What is being asked: Quote every line as written. Omit pictures.

*** Data to use ***

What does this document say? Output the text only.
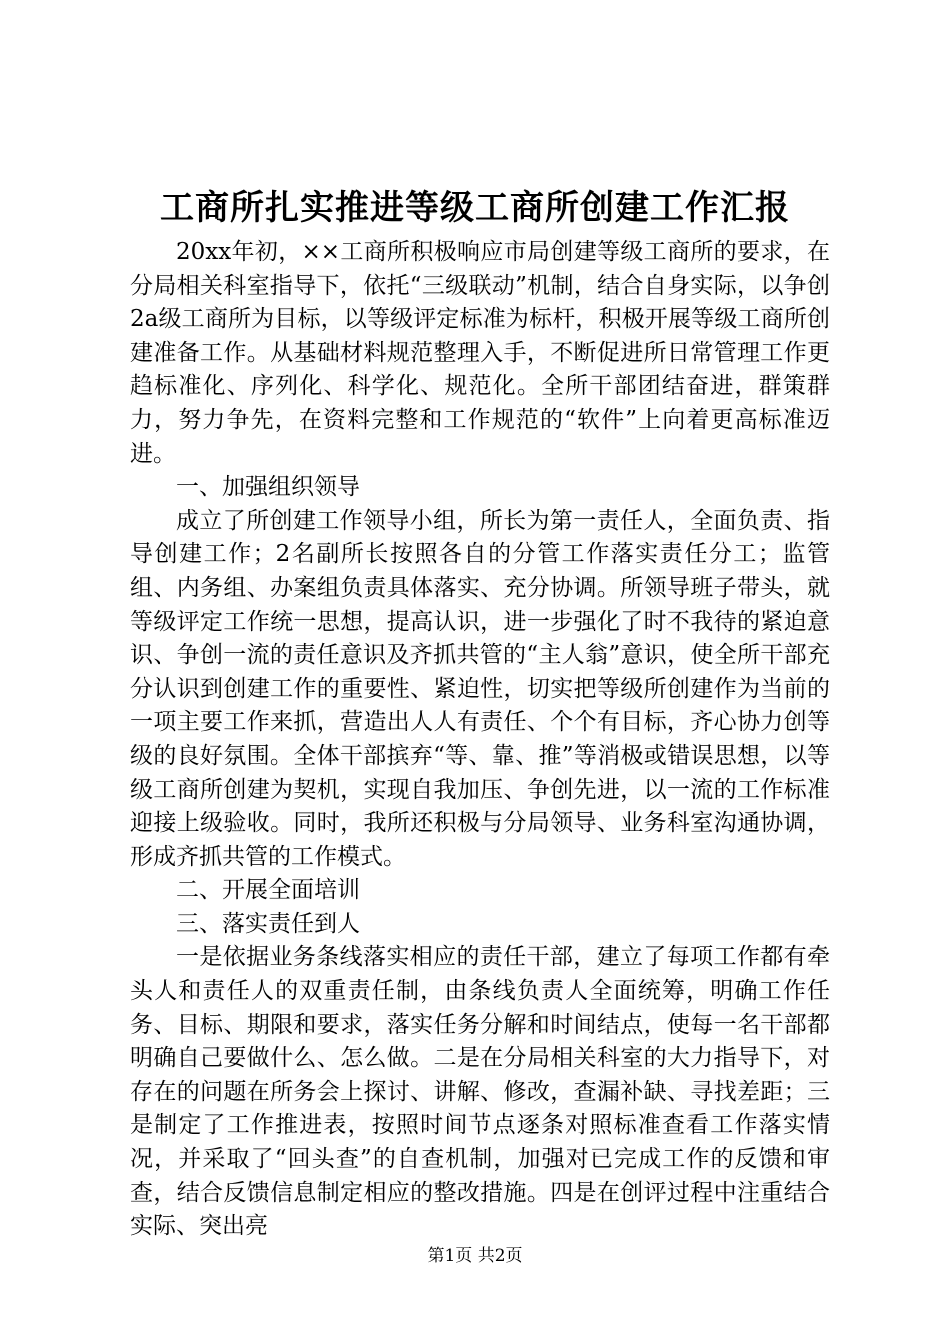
工商所扎实推进等级工商所创建工作汇报

20xx年初，××工商所积极响应市局创建等级工商所的要求，在分局相关科室指导下，依托“三级联动”机制，结合自身实际，以争创2a级工商所为目标，以等级评定标准为标杆，积极开展等级工商所创建准备工作。从基础材料规范整理入手，不断促进所日常管理工作更趋标准化、序列化、科学化、规范化。全所干部团结奋进，群策群力，努力争先，在资料完整和工作规范的“软件”上向着更高标准迈进。

一、加强组织领导

成立了所创建工作领导小组，所长为第一责任人，全面负责、指导创建工作；2名副所长按照各自的分管工作落实责任分工；监管组、内务组、办案组负责具体落实、充分协调。所领导班子带头，就等级评定工作统一思想，提高认识，进一步强化了时不我待的紧迫意识、争创一流的责任意识及齐抓共管的“主人翁”意识，使全所干部充分认识到创建工作的重要性、紧迫性，切实把等级所创建作为当前的一项主要工作来抓，营造出人人有责任、个个有目标，齐心协力创等级的良好氛围。全体干部摈弃“等、靠、推”等消极或错误思想，以等级工商所创建为契机，实现自我加压、争创先进，以一流的工作标准迎接上级验收。同时，我所还积极与分局领导、业务科室沟通协调，形成齐抓共管的工作模式。

二、开展全面培训

三、落实责任到人

一是依据业务条线落实相应的责任干部，建立了每项工作都有牵头人和责任人的双重责任制，由条线负责人全面统筹，明确工作任务、目标、期限和要求，落实任务分解和时间结点，使每一名干部都明确自己要做什么、怎么做。二是在分局相关科室的大力指导下，对存在的问题在所务会上探讨、讲解、修改，查漏补缺、寻找差距；三是制定了工作推进表，按照时间节点逐条对照标准查看工作落实情况，并采取了“回头查”的自查机制，加强对已完成工作的反馈和审查，结合反馈信息制定相应的整改措施。四是在创评过程中注重结合实际、突出亮

第1页 共2页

***

Correct result:
What does this document say? Output the text only.
工商所扎实推进等级工商所创建工作汇报

20xx年初，××工商所积极响应市局创建等级工商所的要求，在分局相关科室指导下，依托“三级联动”机制，结合自身实际，以争创2a级工商所为目标，以等级评定标准为标杆，积极开展等级工商所创建准备工作。从基础材料规范整理入手，不断促进所日常管理工作更趋标准化、序列化、科学化、规范化。全所干部团结奋进，群策群力，努力争先，在资料完整和工作规范的“软件”上向着更高标准迈进。

一、加强组织领导

成立了所创建工作领导小组，所长为第一责任人，全面负责、指导创建工作；2名副所长按照各自的分管工作落实责任分工；监管组、内务组、办案组负责具体落实、充分协调。所领导班子带头，就等级评定工作统一思想，提高认识，进一步强化了时不我待的紧迫意识、争创一流的责任意识及齐抓共管的“主人翁”意识，使全所干部充分认识到创建工作的重要性、紧迫性，切实把等级所创建作为当前的一项主要工作来抓，营造出人人有责任、个个有目标，齐心协力创等级的良好氛围。全体干部摈弃“等、靠、推”等消极或错误思想，以等级工商所创建为契机，实现自我加压、争创先进，以一流的工作标准迎接上级验收。同时，我所还积极与分局领导、业务科室沟通协调，形成齐抓共管的工作模式。

二、开展全面培训

三、落实责任到人

一是依据业务条线落实相应的责任干部，建立了每项工作都有牵头人和责任人的双重责任制，由条线负责人全面统筹，明确工作任务、目标、期限和要求，落实任务分解和时间结点，使每一名干部都明确自己要做什么、怎么做。二是在分局相关科室的大力指导下，对存在的问题在所务会上探讨、讲解、修改，查漏补缺、寻找差距；三是制定了工作推进表，按照时间节点逐条对照标准查看工作落实情况，并采取了“回头查”的自查机制，加强对已完成工作的反馈和审查，结合反馈信息制定相应的整改措施。四是在创评过程中注重结合实际、突出亮

第1页 共2页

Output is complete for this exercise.